**Aim:**
From the listing below, extract every line in which the word "white" appears.

**Input data:**
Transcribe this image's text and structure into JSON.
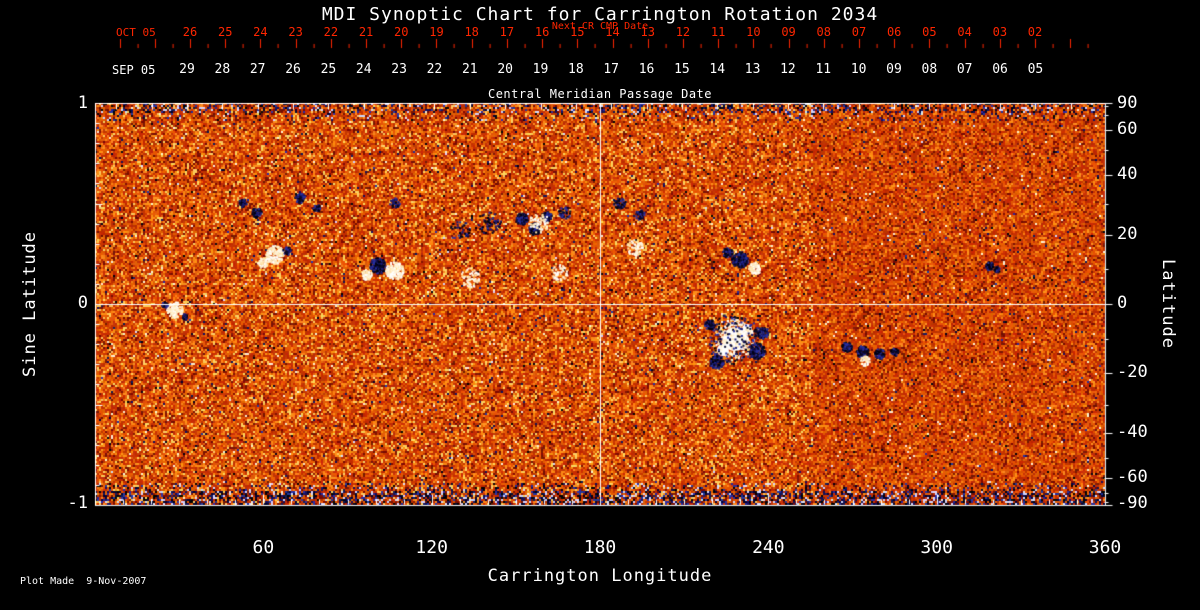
{
  "footer": {
    "plot_made": "Plot Made  9-Nov-2007"
  },
  "chart_data": {
    "type": "heatmap",
    "title": "MDI Synoptic Chart for Carrington Rotation 2034",
    "description": "Solar photospheric magnetic field synoptic map for Carrington rotation 2034; speckled orange/red magnetogram, white = positive polarity active regions, dark = negative polarity. White crosshair lines at Carrington longitude 180 and sine latitude 0.",
    "x_axis": {
      "title": "Carrington Longitude",
      "range": [
        0,
        360
      ],
      "tick_values": [
        60,
        120,
        180,
        240,
        300,
        360
      ],
      "tick_labels": [
        "60",
        "120",
        "180",
        "240",
        "300",
        "360"
      ]
    },
    "left_axis": {
      "title": "Sine Latitude",
      "range": [
        -1,
        1
      ],
      "tick_values": [
        1,
        0,
        -1
      ],
      "tick_labels": [
        "1",
        "0",
        "-1"
      ]
    },
    "right_axis": {
      "title": "Latitude",
      "range": [
        -90,
        90
      ],
      "tick_values": [
        90,
        60,
        40,
        20,
        0,
        -20,
        -40,
        -60,
        -90
      ],
      "tick_labels": [
        "90",
        "60",
        "40",
        "20",
        "0",
        "-20",
        "-40",
        "-60",
        "-90"
      ]
    },
    "top_axes": {
      "next_cr": {
        "title": "Next CR CMP Date",
        "month_label": "OCT 05",
        "days": [
          "26",
          "25",
          "24",
          "23",
          "22",
          "21",
          "20",
          "19",
          "18",
          "17",
          "16",
          "15",
          "14",
          "13",
          "12",
          "11",
          "10",
          "09",
          "08",
          "07",
          "06",
          "05",
          "04",
          "03",
          "02"
        ]
      },
      "current_cr": {
        "axis_title": "Central Meridian Passage Date",
        "month_label": "SEP 05",
        "days": [
          "29",
          "28",
          "27",
          "26",
          "25",
          "24",
          "23",
          "22",
          "21",
          "20",
          "19",
          "18",
          "17",
          "16",
          "15",
          "14",
          "13",
          "12",
          "11",
          "10",
          "09",
          "08",
          "07",
          "06",
          "05"
        ]
      }
    },
    "grid_lines": {
      "vertical_longitude": 180,
      "horizontal_sine_latitude": 0
    },
    "colors": {
      "background": "#000000",
      "axis": "#ffffff",
      "next_cr_axis": "#ff2600"
    },
    "palette": {
      "dark_red": "#7a1200",
      "red": "#c43000",
      "orange": "#e55a02",
      "bright_orange": "#ff8c18",
      "yellow": "#ffd060",
      "speck_dark": "#14145a",
      "speck_blue": "#2830a0",
      "polar_navy": "#000030",
      "white": "#ffffff"
    },
    "active_regions": [
      {
        "lon": 228.1,
        "slat": -0.174,
        "r": 12,
        "c": "w",
        "solid": true
      },
      {
        "lon": 223.8,
        "slat": -0.229,
        "r": 6,
        "c": "w",
        "solid": true
      },
      {
        "lon": 232.4,
        "slat": -0.124,
        "r": 5,
        "c": "w",
        "solid": true
      },
      {
        "lon": 228.1,
        "slat": -0.174,
        "r": 20,
        "n": 220,
        "c": "w"
      },
      {
        "lon": 236.0,
        "slat": -0.234,
        "r": 8,
        "n": 160,
        "c": "d"
      },
      {
        "lon": 221.7,
        "slat": -0.289,
        "r": 7,
        "n": 120,
        "c": "d"
      },
      {
        "lon": 238.1,
        "slat": -0.144,
        "r": 6,
        "n": 90,
        "c": "d"
      },
      {
        "lon": 228.1,
        "slat": -0.174,
        "r": 26,
        "n": 150,
        "c": "d"
      },
      {
        "lon": 219.2,
        "slat": -0.104,
        "r": 5,
        "n": 60,
        "c": "d"
      },
      {
        "lon": 229.9,
        "slat": 0.219,
        "r": 8,
        "n": 170,
        "c": "d"
      },
      {
        "lon": 235.2,
        "slat": 0.174,
        "r": 6,
        "n": 90,
        "c": "w"
      },
      {
        "lon": 225.6,
        "slat": 0.254,
        "r": 5,
        "n": 60,
        "c": "d"
      },
      {
        "lon": 100.9,
        "slat": 0.189,
        "r": 5,
        "c": "d",
        "solid": true
      },
      {
        "lon": 100.9,
        "slat": 0.189,
        "r": 8,
        "n": 150,
        "c": "d"
      },
      {
        "lon": 105.5,
        "slat": 0.154,
        "r": 5,
        "c": "w",
        "solid": true
      },
      {
        "lon": 106.9,
        "slat": 0.164,
        "r": 9,
        "n": 140,
        "c": "w"
      },
      {
        "lon": 96.9,
        "slat": 0.144,
        "r": 5,
        "n": 60,
        "c": "w"
      },
      {
        "lon": 152.2,
        "slat": 0.423,
        "r": 6,
        "n": 110,
        "c": "d"
      },
      {
        "lon": 156.8,
        "slat": 0.373,
        "r": 6,
        "n": 110,
        "c": "d"
      },
      {
        "lon": 161.1,
        "slat": 0.433,
        "r": 5,
        "n": 80,
        "c": "d"
      },
      {
        "lon": 158.3,
        "slat": 0.403,
        "r": 10,
        "n": 70,
        "c": "w"
      },
      {
        "lon": 140.8,
        "slat": 0.403,
        "r": 12,
        "n": 60,
        "c": "d"
      },
      {
        "lon": 130.1,
        "slat": 0.363,
        "r": 10,
        "n": 40,
        "c": "d"
      },
      {
        "lon": 64.2,
        "slat": 0.244,
        "r": 9,
        "n": 150,
        "c": "w"
      },
      {
        "lon": 59.9,
        "slat": 0.204,
        "r": 5,
        "n": 50,
        "c": "w"
      },
      {
        "lon": 68.4,
        "slat": 0.264,
        "r": 4,
        "n": 40,
        "c": "d"
      },
      {
        "lon": 57.7,
        "slat": 0.453,
        "r": 5,
        "n": 70,
        "c": "d"
      },
      {
        "lon": 52.7,
        "slat": 0.502,
        "r": 4,
        "n": 50,
        "c": "d"
      },
      {
        "lon": 73.1,
        "slat": 0.527,
        "r": 5,
        "n": 60,
        "c": "d"
      },
      {
        "lon": 79.1,
        "slat": 0.478,
        "r": 4,
        "n": 40,
        "c": "d"
      },
      {
        "lon": 28.5,
        "slat": -0.03,
        "r": 4,
        "c": "w",
        "solid": true
      },
      {
        "lon": 28.5,
        "slat": -0.03,
        "r": 8,
        "n": 120,
        "c": "w"
      },
      {
        "lon": 24.9,
        "slat": -0.005,
        "r": 3,
        "n": 30,
        "c": "d"
      },
      {
        "lon": 32.1,
        "slat": -0.065,
        "r": 3,
        "n": 25,
        "c": "d"
      },
      {
        "lon": 268.0,
        "slat": -0.214,
        "r": 5,
        "n": 80,
        "c": "d"
      },
      {
        "lon": 273.7,
        "slat": -0.239,
        "r": 6,
        "n": 100,
        "c": "d"
      },
      {
        "lon": 279.8,
        "slat": -0.249,
        "r": 5,
        "n": 70,
        "c": "d"
      },
      {
        "lon": 285.1,
        "slat": -0.239,
        "r": 4,
        "n": 40,
        "c": "d"
      },
      {
        "lon": 274.5,
        "slat": -0.284,
        "r": 5,
        "n": 40,
        "c": "w"
      },
      {
        "lon": 319.0,
        "slat": 0.189,
        "r": 4,
        "n": 70,
        "c": "d"
      },
      {
        "lon": 321.5,
        "slat": 0.169,
        "r": 3,
        "n": 30,
        "c": "d"
      },
      {
        "lon": 167.5,
        "slat": 0.453,
        "r": 6,
        "n": 40,
        "c": "d"
      },
      {
        "lon": 187.1,
        "slat": 0.502,
        "r": 6,
        "n": 50,
        "c": "d"
      },
      {
        "lon": 194.3,
        "slat": 0.443,
        "r": 5,
        "n": 40,
        "c": "d"
      },
      {
        "lon": 106.9,
        "slat": 0.502,
        "r": 5,
        "n": 40,
        "c": "d"
      },
      {
        "lon": 192.5,
        "slat": 0.279,
        "r": 8,
        "n": 60,
        "c": "w"
      },
      {
        "lon": 133.7,
        "slat": 0.129,
        "r": 10,
        "n": 60,
        "c": "w"
      },
      {
        "lon": 165.7,
        "slat": 0.154,
        "r": 8,
        "n": 50,
        "c": "w"
      }
    ]
  }
}
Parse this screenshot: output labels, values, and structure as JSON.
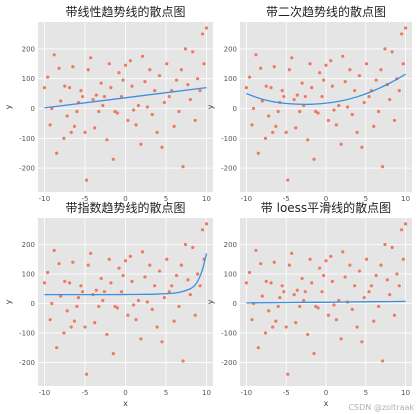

**Response:**
    "description": "Solar photospheric magnetic field synoptic map for Carrington rotation 2034; speckled orange/red magnetogram, white = positive polarity active regions, dark = negative polarity. White crosshair lines at Carrington longitude 180 and sine latitude 0.",
      "white": "#ffffff"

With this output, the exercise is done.